Stated problem 1: Translate this sentence from the aviation security interview transcript into Spanish: "Human lives are involved."
Stated problem 2: Pick up the aviation security interview transcript after its last line and continue it.

Text shown:
----------------

RAFI RON, CEO, NEW AGE SECURITY SOLUTIONS: Well, it didn't work on Christmas Day. That is a fact.

And the problems that we have in the aviation security system, they are not limited to moving names from one list to another. I think that the president was correct in the calling for a review of the whole system, and not limiting the review only to technology or to a specific item, because I think we need to adopt a more comprehensive approach.

The event in Newark yesterday certainly indicates that we must adopt a much more comprehensive approach, and we must pay more attention to people, rather than just to identifying items.

BROWN: But do you disagree with that? You seem to be saying to me the systems are there that this was a case of human error or not having our eye quite enough on the ball? Or...

KEAN: Well, this was a question of -- in this particular case was a question of having enough pieces of information. But this person had that one. You had another one. I had a third. We didn't talk to each other.

BROWN: But isn't that the same thing that happened before?

KEAN: Yes. That's so frustrating, because it's exactly what we pointed out in our 9/11 report. That's exactly the problem there. And we set up all these mechanisms to try and cure it, and I think the mechanisms are making things much better. Honestly, we're safer than we used to be, but obviously not working perfectly. And this is not something that can't work perfectly. This is something that has got to work perfectly.


BROWN: It has to work perfectly.


KEAN: Human lives are involved. So, we have got to do it right.

BROWN: Rafi, Israel is often held up as a model in these cases, especially regarding airline security. But you look at the whole country of Israel, and you're basically talking about one big airport that you have to worry about in Tel Aviv.

Is it a fair comparison? Can you apply some of the things that Israel does here in the U.S.? Does it make sense?

RON: Well, obviously, you can't really apply the Israeli solution as it is in the United States, for some of the reasons that you mentioned and some others.

Volume has to do with it. But there are some other issues, legal, cultural, and political issues involved here. But there's no reason not to look at some of the essence or some of the ideas that have been explored and implemented, and try to develop around these ideas and this successful experience to develop an American solution.

We tried to do that with a substantial amount of success at Logan Airport and then later on in some other airports by deploying a program that we call behavioral pattern recognition, where we look for suspicious behavior and use that as a trigger for a full methodology that can help us.

BROWN: So, is that profiling? Obviously, we're having this renewed conversation about profiling in light of what's happened. Is that what you're talking about?

RON: No. Actually, the problem with the term profiling I think is the semantics behind it and the fact that most people would interpret profiling as racial or ethnic profiling.

This is obviously not what I'm aiming at. On the contrary, actually, I would like from my own experience to say that focusing on the ethnic and the racial criteria may lead us astray. Ben-Gurion Airport that was supposed to be attacked by Palestinian terrorists was never attacked by one. It was actually attacked by Japanese terrorists, surprisingly as it may sound, back in the '70s, with 24 people dead, and by German terrorists later.

BROWN: Right. So it can give you a false sense of security.

Do you agree with that?

KEAN: Yes, yes, absolutely.

----------------

Given data:

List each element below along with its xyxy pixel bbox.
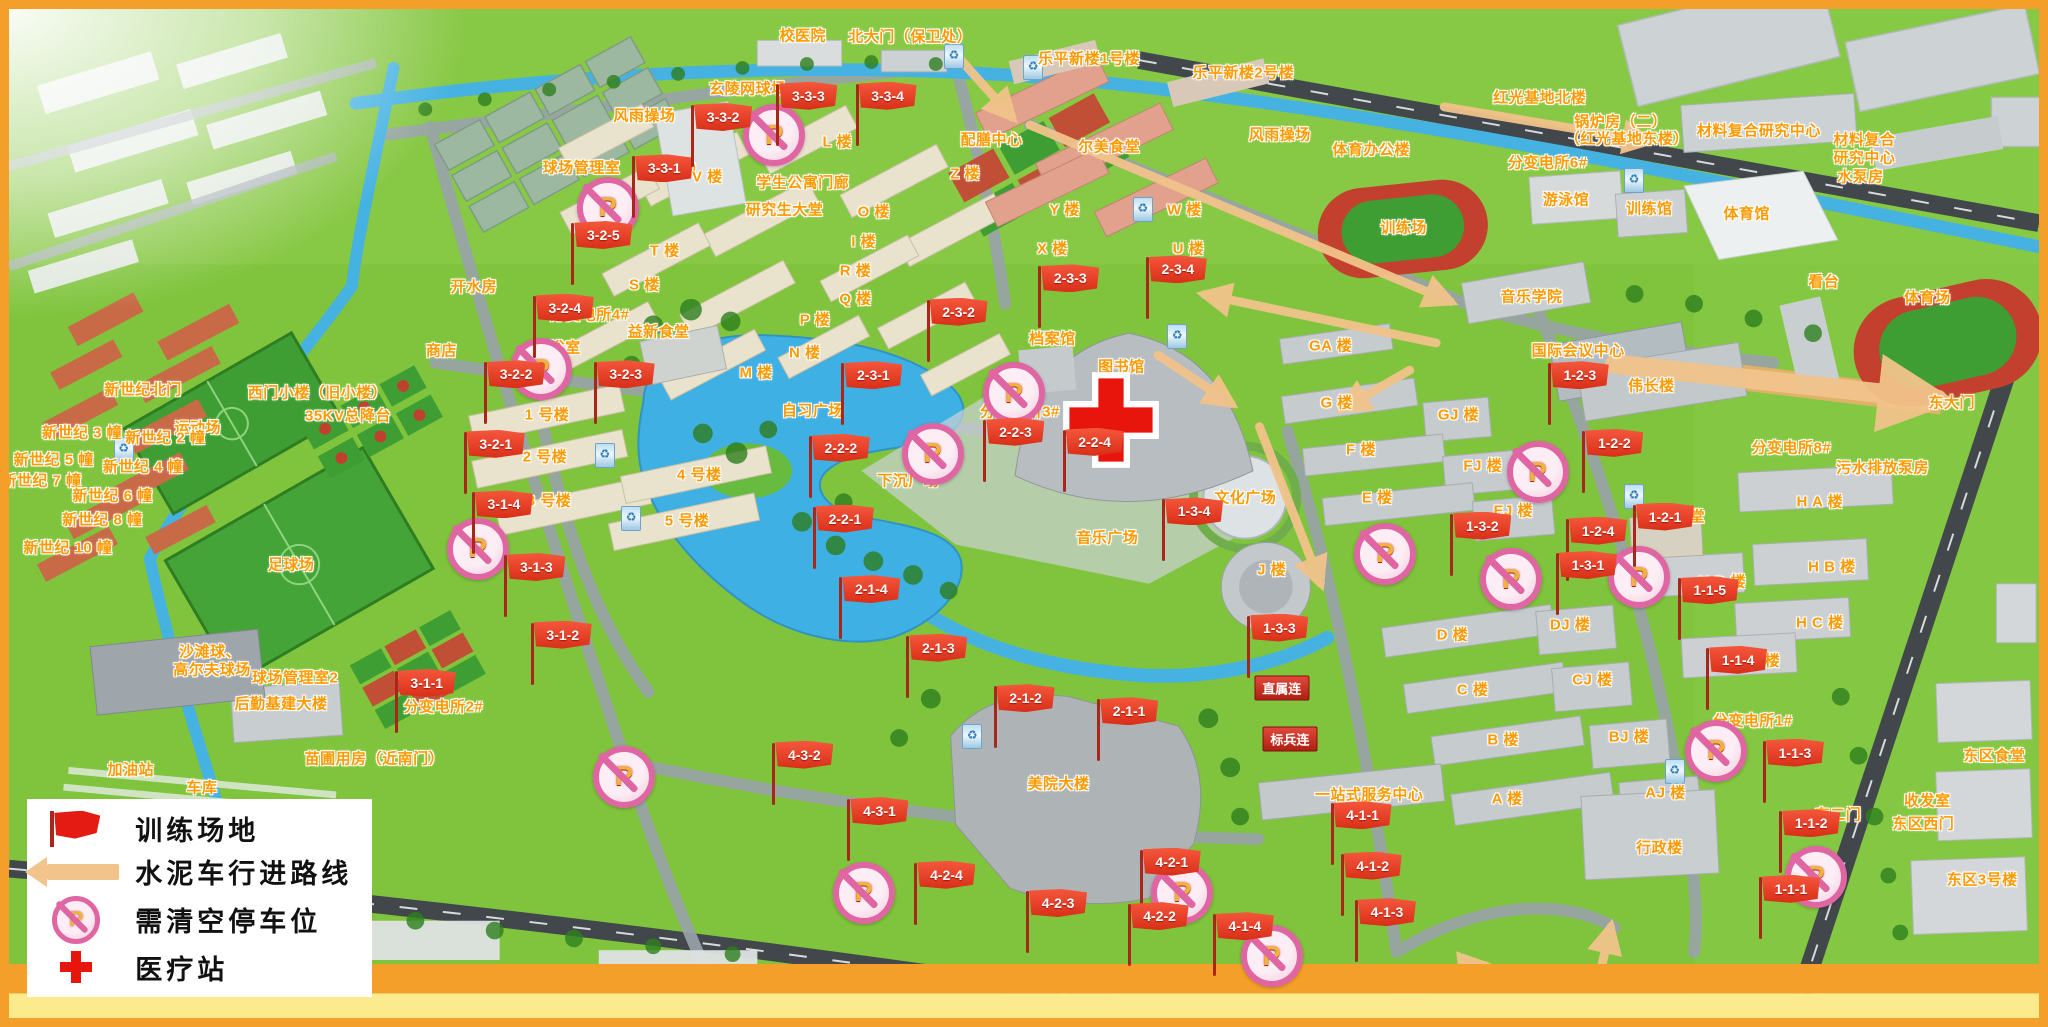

----------------

Output 1: Hay vidas humanas en juego.

Output 2:
KEAN: And, look, profiling, you can use as one factor in a whole group of factors. In other words, if you find out that there's suspicious activities, if you see people acting strangely in the airport, if there's a whole bunch of other things going on, and they happen to be maybe an Arab man between the age of 25 and 15, that's an added factor and you put it all together and then you decide whether you're going to take action or not.

But that's only one item here. To simply use profiling would be a terrible mistake. It wouldn't work.

BROWN: Governor Tom Kean, appreciate your time. And good to see you.

KEAN: Thank you. BROWN: Rafi Ron, also for joining us tonight, thank you very much. Appreciate it.

When we come back: a special investigation into an American-born cleric who is the new face of terrorism. You may have never heard of him, but he's inspired everyone, from the 9/11 hijackers to the Christmas Day bomber.

Also, President Obama under new pressure over his plans to close Gitmo and send some of the detainees right back to Yemen. Take a listen.


UNIDENTIFIED MALE: Sending them to Yemen is insanity. They will be released. They will attack the United States and they will kill large numbers of Americans.



BROWN: The suspect in the botched Christmas bombing may have been motivated by the radical preaching of an American-born Muslim cleric.

Anwar al-Awlaki is known as a rock star of sorts among jihadists. And he could be the next bin Laden.

CNN senior international correspondent Nic Robertson has our special investigation.




ROBERTSON (voice-over): The radical Yemen-based preacher seen here online. His followers in Britain say he's like Osama bin Laden.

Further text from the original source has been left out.